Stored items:
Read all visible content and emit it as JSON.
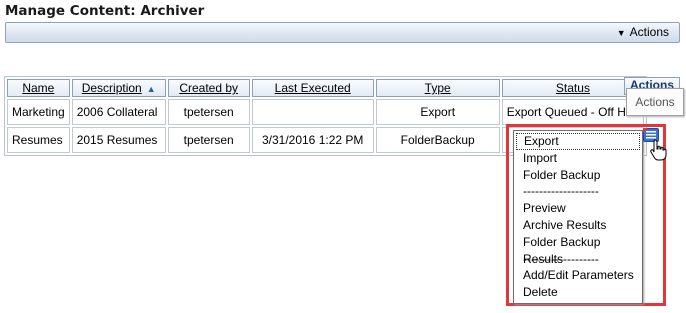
{
  "page": {
    "title": "Manage Content: Archiver"
  },
  "toolbar": {
    "actions_label": "Actions"
  },
  "table": {
    "columns": {
      "name": "Name",
      "description": "Description",
      "created_by": "Created by",
      "last_executed": "Last Executed",
      "type": "Type",
      "status": "Status",
      "actions": "Actions"
    },
    "rows": [
      {
        "name": "Marketing",
        "description": "2006 Collateral",
        "created_by": "tpetersen",
        "last_executed": "",
        "type": "Export",
        "status": "Export Queued - Off Hou"
      },
      {
        "name": "Resumes",
        "description": "2015 Resumes",
        "created_by": "tpetersen",
        "last_executed": "3/31/2016 1:22 PM",
        "type": "FolderBackup",
        "status": ""
      }
    ]
  },
  "tooltip": {
    "text": "Actions"
  },
  "context_menu": {
    "items": [
      "Export",
      "Import",
      "Folder Backup",
      "-------------------",
      "Preview",
      "Archive Results",
      "Folder Backup Results",
      "-------------------",
      "Add/Edit Parameters",
      "Delete"
    ]
  },
  "colors": {
    "highlight": "#e0383a",
    "header_border": "#8ca0bd",
    "icon_blue": "#2a5caa"
  },
  "icons": {
    "actions_row": "actions-menu-icon",
    "cursor": "hand-pointer-icon",
    "sort": "sort-ascending-icon"
  }
}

Stated problem: Extract all the data above exactly, excluding every picture.

Solution to this exercise:
Read all visible content and emit it as JSON.
{
  "page": {
    "title": "Manage Content: Archiver"
  },
  "toolbar": {
    "actions_label": "Actions"
  },
  "table": {
    "columns": {
      "name": "Name",
      "description": "Description",
      "created_by": "Created by",
      "last_executed": "Last Executed",
      "type": "Type",
      "status": "Status",
      "actions": "Actions"
    },
    "rows": [
      {
        "name": "Marketing",
        "description": "2006 Collateral",
        "created_by": "tpetersen",
        "last_executed": "",
        "type": "Export",
        "status": "Export Queued - Off Hou"
      },
      {
        "name": "Resumes",
        "description": "2015 Resumes",
        "created_by": "tpetersen",
        "last_executed": "3/31/2016 1:22 PM",
        "type": "FolderBackup",
        "status": ""
      }
    ]
  },
  "tooltip": {
    "text": "Actions"
  },
  "context_menu": {
    "items": [
      "Export",
      "Import",
      "Folder Backup",
      "-------------------",
      "Preview",
      "Archive Results",
      "Folder Backup Results",
      "-------------------",
      "Add/Edit Parameters",
      "Delete"
    ]
  },
  "colors": {
    "highlight": "#e0383a",
    "header_border": "#8ca0bd",
    "icon_blue": "#2a5caa"
  },
  "icons": {
    "actions_row": "actions-menu-icon",
    "cursor": "hand-pointer-icon",
    "sort": "sort-ascending-icon"
  }
}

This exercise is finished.